-- START --
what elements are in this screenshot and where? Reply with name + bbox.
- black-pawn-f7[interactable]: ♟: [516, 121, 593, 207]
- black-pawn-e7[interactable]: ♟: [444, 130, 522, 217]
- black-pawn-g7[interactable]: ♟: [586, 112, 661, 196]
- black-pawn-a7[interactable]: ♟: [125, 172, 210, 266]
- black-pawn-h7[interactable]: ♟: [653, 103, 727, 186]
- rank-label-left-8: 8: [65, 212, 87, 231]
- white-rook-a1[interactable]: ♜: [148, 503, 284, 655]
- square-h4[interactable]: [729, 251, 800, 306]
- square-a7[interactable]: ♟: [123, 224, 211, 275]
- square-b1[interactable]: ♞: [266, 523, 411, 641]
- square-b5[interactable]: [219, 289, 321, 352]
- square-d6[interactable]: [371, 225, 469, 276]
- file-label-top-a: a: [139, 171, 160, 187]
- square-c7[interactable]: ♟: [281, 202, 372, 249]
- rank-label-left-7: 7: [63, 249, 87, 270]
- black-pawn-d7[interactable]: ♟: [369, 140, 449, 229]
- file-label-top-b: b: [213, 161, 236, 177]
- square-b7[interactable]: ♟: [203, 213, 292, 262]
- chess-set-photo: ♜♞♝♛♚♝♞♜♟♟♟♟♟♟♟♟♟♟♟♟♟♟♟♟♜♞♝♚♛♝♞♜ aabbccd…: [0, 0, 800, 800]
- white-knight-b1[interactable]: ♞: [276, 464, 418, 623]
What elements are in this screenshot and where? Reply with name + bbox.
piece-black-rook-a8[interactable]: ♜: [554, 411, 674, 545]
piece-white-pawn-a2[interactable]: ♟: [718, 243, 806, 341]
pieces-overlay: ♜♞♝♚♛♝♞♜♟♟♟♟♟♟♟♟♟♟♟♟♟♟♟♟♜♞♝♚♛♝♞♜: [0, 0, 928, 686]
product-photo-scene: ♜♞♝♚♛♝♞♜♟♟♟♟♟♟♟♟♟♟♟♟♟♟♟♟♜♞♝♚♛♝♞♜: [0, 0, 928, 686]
-- END --
- _Set problem_
Copy the records line for line, changing nothing.

- _Written response_
what elements are in this screenshot and where? Reply with name + bbox.
- black-pawn-f7[interactable]: ♟: [516, 121, 593, 207]
- black-pawn-e7[interactable]: ♟: [444, 130, 522, 217]
- black-pawn-g7[interactable]: ♟: [586, 112, 661, 196]
- black-pawn-a7[interactable]: ♟: [125, 172, 210, 266]
- black-pawn-h7[interactable]: ♟: [653, 103, 727, 186]
- rank-label-left-8: 8: [65, 212, 87, 231]
- white-rook-a1[interactable]: ♜: [148, 503, 284, 655]
- square-h4[interactable]: [729, 251, 800, 306]
- square-a7[interactable]: ♟: [123, 224, 211, 275]
- square-b1[interactable]: ♞: [266, 523, 411, 641]
- square-b5[interactable]: [219, 289, 321, 352]
- square-d6[interactable]: [371, 225, 469, 276]
- file-label-top-a: a: [139, 171, 160, 187]
- square-c7[interactable]: ♟: [281, 202, 372, 249]
- rank-label-left-7: 7: [63, 249, 87, 270]
- black-pawn-d7[interactable]: ♟: [369, 140, 449, 229]
- file-label-top-b: b: [213, 161, 236, 177]
- square-b7[interactable]: ♟: [203, 213, 292, 262]
- chess-set-photo: ♜♞♝♛♚♝♞♜♟♟♟♟♟♟♟♟♟♟♟♟♟♟♟♟♜♞♝♚♛♝♞♜ aabbccd…: [0, 0, 800, 800]
- white-knight-b1[interactable]: ♞: [276, 464, 418, 623]
What elements are in this screenshot and where? Reply with name + bbox.
piece-black-rook-a8[interactable]: ♜: [554, 411, 674, 545]
piece-white-pawn-a2[interactable]: ♟: [718, 243, 806, 341]
pieces-overlay: ♜♞♝♚♛♝♞♜♟♟♟♟♟♟♟♟♟♟♟♟♟♟♟♟♜♞♝♚♛♝♞♜: [0, 0, 928, 686]
product-photo-scene: ♜♞♝♚♛♝♞♜♟♟♟♟♟♟♟♟♟♟♟♟♟♟♟♟♜♞♝♚♛♝♞♜: [0, 0, 928, 686]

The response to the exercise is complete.